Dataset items
[Start]
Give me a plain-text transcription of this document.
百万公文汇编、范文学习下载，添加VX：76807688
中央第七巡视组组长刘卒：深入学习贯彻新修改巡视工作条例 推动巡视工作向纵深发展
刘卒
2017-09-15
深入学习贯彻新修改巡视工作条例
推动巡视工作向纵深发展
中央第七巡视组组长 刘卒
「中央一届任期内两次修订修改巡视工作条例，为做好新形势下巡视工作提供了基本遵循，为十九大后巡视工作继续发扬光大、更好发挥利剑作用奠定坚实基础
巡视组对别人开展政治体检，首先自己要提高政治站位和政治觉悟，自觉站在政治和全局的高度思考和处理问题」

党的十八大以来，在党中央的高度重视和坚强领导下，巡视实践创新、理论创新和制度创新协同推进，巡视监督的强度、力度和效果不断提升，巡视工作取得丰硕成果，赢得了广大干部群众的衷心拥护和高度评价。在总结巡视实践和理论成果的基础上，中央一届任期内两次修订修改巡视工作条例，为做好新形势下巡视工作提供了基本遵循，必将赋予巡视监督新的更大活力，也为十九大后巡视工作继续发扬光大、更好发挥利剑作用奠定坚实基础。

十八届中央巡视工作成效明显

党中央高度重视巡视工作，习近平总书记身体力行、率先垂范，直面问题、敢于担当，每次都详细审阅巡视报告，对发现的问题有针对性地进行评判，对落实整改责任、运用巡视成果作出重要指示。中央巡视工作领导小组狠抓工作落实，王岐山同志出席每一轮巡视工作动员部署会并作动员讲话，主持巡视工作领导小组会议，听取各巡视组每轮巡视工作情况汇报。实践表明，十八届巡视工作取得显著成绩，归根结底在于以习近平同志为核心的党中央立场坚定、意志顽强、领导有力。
[End]
Exercise - Output all of the data again. Match it exactly.

Answer to the task -
Give me a plain-text transcription of this document.
百万公文汇编、范文学习下载，添加VX：76807688
中央第七巡视组组长刘卒：深入学习贯彻新修改巡视工作条例 推动巡视工作向纵深发展
刘卒
2017-09-15
深入学习贯彻新修改巡视工作条例
推动巡视工作向纵深发展
中央第七巡视组组长 刘卒
「中央一届任期内两次修订修改巡视工作条例，为做好新形势下巡视工作提供了基本遵循，为十九大后巡视工作继续发扬光大、更好发挥利剑作用奠定坚实基础
巡视组对别人开展政治体检，首先自己要提高政治站位和政治觉悟，自觉站在政治和全局的高度思考和处理问题」

党的十八大以来，在党中央的高度重视和坚强领导下，巡视实践创新、理论创新和制度创新协同推进，巡视监督的强度、力度和效果不断提升，巡视工作取得丰硕成果，赢得了广大干部群众的衷心拥护和高度评价。在总结巡视实践和理论成果的基础上，中央一届任期内两次修订修改巡视工作条例，为做好新形势下巡视工作提供了基本遵循，必将赋予巡视监督新的更大活力，也为十九大后巡视工作继续发扬光大、更好发挥利剑作用奠定坚实基础。

十八届中央巡视工作成效明显

党中央高度重视巡视工作，习近平总书记身体力行、率先垂范，直面问题、敢于担当，每次都详细审阅巡视报告，对发现的问题有针对性地进行评判，对落实整改责任、运用巡视成果作出重要指示。中央巡视工作领导小组狠抓工作落实，王岐山同志出席每一轮巡视工作动员部署会并作动员讲话，主持巡视工作领导小组会议，听取各巡视组每轮巡视工作情况汇报。实践表明，十八届巡视工作取得显著成绩，归根结底在于以习近平同志为核心的党中央立场坚定、意志顽强、领导有力。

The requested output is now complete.